Dataset entries on figures
◆ ◆ ◆ ◆ ◆ ◆ ◆

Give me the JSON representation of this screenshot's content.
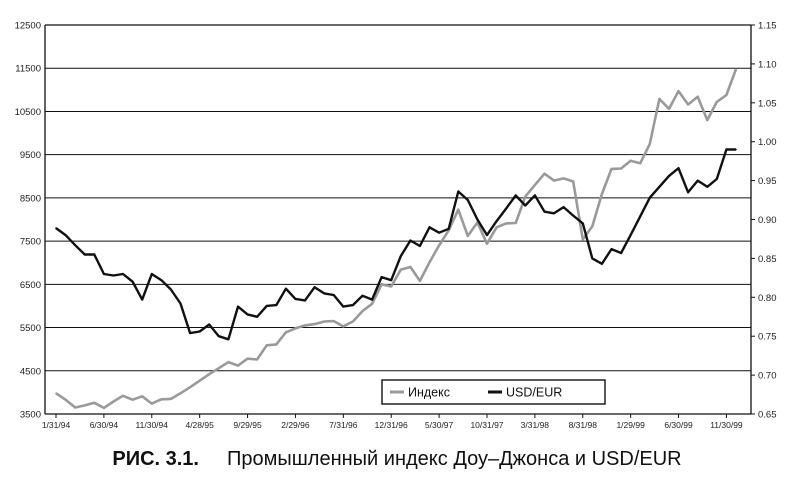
{
  "caption": {
    "figure_label": "РИС. 3.1.",
    "text": "Промышленный индекс Доу–Джонса и USD/EUR"
  },
  "chart_data": {
    "type": "line",
    "title": "",
    "x": [
      "1/31/94",
      "2/28/94",
      "3/31/94",
      "4/30/94",
      "5/31/94",
      "6/30/94",
      "7/31/94",
      "8/31/94",
      "9/30/94",
      "10/31/94",
      "11/30/94",
      "12/31/94",
      "1/31/95",
      "2/28/95",
      "3/31/95",
      "4/28/95",
      "5/31/95",
      "6/30/95",
      "7/31/95",
      "8/31/95",
      "9/29/95",
      "10/31/95",
      "11/30/95",
      "12/31/95",
      "1/31/96",
      "2/29/96",
      "3/31/96",
      "4/30/96",
      "5/31/96",
      "6/30/96",
      "7/31/96",
      "8/31/96",
      "9/30/96",
      "10/31/96",
      "11/30/96",
      "12/31/96",
      "1/31/97",
      "2/28/97",
      "3/31/97",
      "4/30/97",
      "5/30/97",
      "6/30/97",
      "7/31/97",
      "8/31/97",
      "9/30/97",
      "10/31/97",
      "11/30/97",
      "12/31/97",
      "1/31/98",
      "2/28/98",
      "3/31/98",
      "4/30/98",
      "5/31/98",
      "6/30/98",
      "7/31/98",
      "8/31/98",
      "9/30/98",
      "10/31/98",
      "11/30/98",
      "12/31/98",
      "1/29/99",
      "2/28/99",
      "3/31/99",
      "4/30/99",
      "5/31/99",
      "6/30/99",
      "7/31/99",
      "8/31/99",
      "9/30/99",
      "10/31/99",
      "11/30/99",
      "12/31/99"
    ],
    "x_tick_labels": [
      "1/31/94",
      "6/30/94",
      "11/30/94",
      "4/28/95",
      "9/29/95",
      "2/29/96",
      "7/31/96",
      "12/31/96",
      "5/30/97",
      "10/31/97",
      "3/31/98",
      "8/31/98",
      "1/29/99",
      "6/30/99",
      "11/30/99"
    ],
    "y_left": {
      "range": [
        3500,
        12500
      ],
      "ticks": [
        "3500",
        "4500",
        "5500",
        "6500",
        "7500",
        "8500",
        "9500",
        "10500",
        "11500",
        "12500"
      ]
    },
    "y_right": {
      "range": [
        0.65,
        1.15
      ],
      "ticks": [
        "0.65",
        "0.70",
        "0.75",
        "0.80",
        "0.85",
        "0.90",
        "0.95",
        "1.00",
        "1.05",
        "1.10",
        "1.15"
      ]
    },
    "grid": "horizontal",
    "legend_position": "bottom-right",
    "series": [
      {
        "name": "Индекс",
        "axis": "left",
        "color": "#9a9a9a",
        "values": [
          3980,
          3830,
          3650,
          3700,
          3760,
          3640,
          3790,
          3920,
          3830,
          3910,
          3740,
          3840,
          3850,
          3980,
          4120,
          4270,
          4420,
          4560,
          4700,
          4620,
          4780,
          4760,
          5090,
          5110,
          5390,
          5480,
          5550,
          5580,
          5640,
          5650,
          5530,
          5640,
          5880,
          6050,
          6500,
          6450,
          6840,
          6900,
          6580,
          7010,
          7400,
          7750,
          8230,
          7620,
          7930,
          7440,
          7820,
          7910,
          7920,
          8530,
          8800,
          9060,
          8900,
          8950,
          8880,
          7540,
          7840,
          8590,
          9170,
          9180,
          9360,
          9300,
          9750,
          10790,
          10560,
          10970,
          10660,
          10840,
          10300,
          10720,
          10880,
          11480
        ]
      },
      {
        "name": "USD/EUR",
        "axis": "right",
        "color": "#111111",
        "values": [
          0.889,
          0.88,
          0.867,
          0.855,
          0.855,
          0.83,
          0.828,
          0.83,
          0.82,
          0.797,
          0.83,
          0.822,
          0.81,
          0.792,
          0.754,
          0.756,
          0.765,
          0.75,
          0.746,
          0.788,
          0.778,
          0.775,
          0.789,
          0.79,
          0.811,
          0.798,
          0.796,
          0.813,
          0.805,
          0.803,
          0.788,
          0.79,
          0.802,
          0.797,
          0.826,
          0.822,
          0.853,
          0.873,
          0.866,
          0.89,
          0.883,
          0.888,
          0.936,
          0.925,
          0.9,
          0.88,
          0.898,
          0.914,
          0.931,
          0.918,
          0.931,
          0.91,
          0.908,
          0.916,
          0.905,
          0.895,
          0.85,
          0.843,
          0.862,
          0.857,
          0.88,
          0.904,
          0.928,
          0.942,
          0.956,
          0.966,
          0.935,
          0.95,
          0.942,
          0.952,
          0.99,
          0.99
        ]
      }
    ]
  }
}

◆ ◆ ◆ ◆ ◆ ◆ ◆

§ **EXERCISE OBJECTIVE**
Using the material above, set down every line exactly, but skip the pictures.

§ **WRITTEN SOLUTION**
Give me the JSON representation of this screenshot's content.
{
  "caption": {
    "figure_label": "РИС. 3.1.",
    "text": "Промышленный индекс Доу–Джонса и USD/EUR"
  },
  "chart_data": {
    "type": "line",
    "title": "",
    "x": [
      "1/31/94",
      "2/28/94",
      "3/31/94",
      "4/30/94",
      "5/31/94",
      "6/30/94",
      "7/31/94",
      "8/31/94",
      "9/30/94",
      "10/31/94",
      "11/30/94",
      "12/31/94",
      "1/31/95",
      "2/28/95",
      "3/31/95",
      "4/28/95",
      "5/31/95",
      "6/30/95",
      "7/31/95",
      "8/31/95",
      "9/29/95",
      "10/31/95",
      "11/30/95",
      "12/31/95",
      "1/31/96",
      "2/29/96",
      "3/31/96",
      "4/30/96",
      "5/31/96",
      "6/30/96",
      "7/31/96",
      "8/31/96",
      "9/30/96",
      "10/31/96",
      "11/30/96",
      "12/31/96",
      "1/31/97",
      "2/28/97",
      "3/31/97",
      "4/30/97",
      "5/30/97",
      "6/30/97",
      "7/31/97",
      "8/31/97",
      "9/30/97",
      "10/31/97",
      "11/30/97",
      "12/31/97",
      "1/31/98",
      "2/28/98",
      "3/31/98",
      "4/30/98",
      "5/31/98",
      "6/30/98",
      "7/31/98",
      "8/31/98",
      "9/30/98",
      "10/31/98",
      "11/30/98",
      "12/31/98",
      "1/29/99",
      "2/28/99",
      "3/31/99",
      "4/30/99",
      "5/31/99",
      "6/30/99",
      "7/31/99",
      "8/31/99",
      "9/30/99",
      "10/31/99",
      "11/30/99",
      "12/31/99"
    ],
    "x_tick_labels": [
      "1/31/94",
      "6/30/94",
      "11/30/94",
      "4/28/95",
      "9/29/95",
      "2/29/96",
      "7/31/96",
      "12/31/96",
      "5/30/97",
      "10/31/97",
      "3/31/98",
      "8/31/98",
      "1/29/99",
      "6/30/99",
      "11/30/99"
    ],
    "y_left": {
      "range": [
        3500,
        12500
      ],
      "ticks": [
        "3500",
        "4500",
        "5500",
        "6500",
        "7500",
        "8500",
        "9500",
        "10500",
        "11500",
        "12500"
      ]
    },
    "y_right": {
      "range": [
        0.65,
        1.15
      ],
      "ticks": [
        "0.65",
        "0.70",
        "0.75",
        "0.80",
        "0.85",
        "0.90",
        "0.95",
        "1.00",
        "1.05",
        "1.10",
        "1.15"
      ]
    },
    "grid": "horizontal",
    "legend_position": "bottom-right",
    "series": [
      {
        "name": "Индекс",
        "axis": "left",
        "color": "#9a9a9a",
        "values": [
          3980,
          3830,
          3650,
          3700,
          3760,
          3640,
          3790,
          3920,
          3830,
          3910,
          3740,
          3840,
          3850,
          3980,
          4120,
          4270,
          4420,
          4560,
          4700,
          4620,
          4780,
          4760,
          5090,
          5110,
          5390,
          5480,
          5550,
          5580,
          5640,
          5650,
          5530,
          5640,
          5880,
          6050,
          6500,
          6450,
          6840,
          6900,
          6580,
          7010,
          7400,
          7750,
          8230,
          7620,
          7930,
          7440,
          7820,
          7910,
          7920,
          8530,
          8800,
          9060,
          8900,
          8950,
          8880,
          7540,
          7840,
          8590,
          9170,
          9180,
          9360,
          9300,
          9750,
          10790,
          10560,
          10970,
          10660,
          10840,
          10300,
          10720,
          10880,
          11480
        ]
      },
      {
        "name": "USD/EUR",
        "axis": "right",
        "color": "#111111",
        "values": [
          0.889,
          0.88,
          0.867,
          0.855,
          0.855,
          0.83,
          0.828,
          0.83,
          0.82,
          0.797,
          0.83,
          0.822,
          0.81,
          0.792,
          0.754,
          0.756,
          0.765,
          0.75,
          0.746,
          0.788,
          0.778,
          0.775,
          0.789,
          0.79,
          0.811,
          0.798,
          0.796,
          0.813,
          0.805,
          0.803,
          0.788,
          0.79,
          0.802,
          0.797,
          0.826,
          0.822,
          0.853,
          0.873,
          0.866,
          0.89,
          0.883,
          0.888,
          0.936,
          0.925,
          0.9,
          0.88,
          0.898,
          0.914,
          0.931,
          0.918,
          0.931,
          0.91,
          0.908,
          0.916,
          0.905,
          0.895,
          0.85,
          0.843,
          0.862,
          0.857,
          0.88,
          0.904,
          0.928,
          0.942,
          0.956,
          0.966,
          0.935,
          0.95,
          0.942,
          0.952,
          0.99,
          0.99
        ]
      }
    ]
  }
}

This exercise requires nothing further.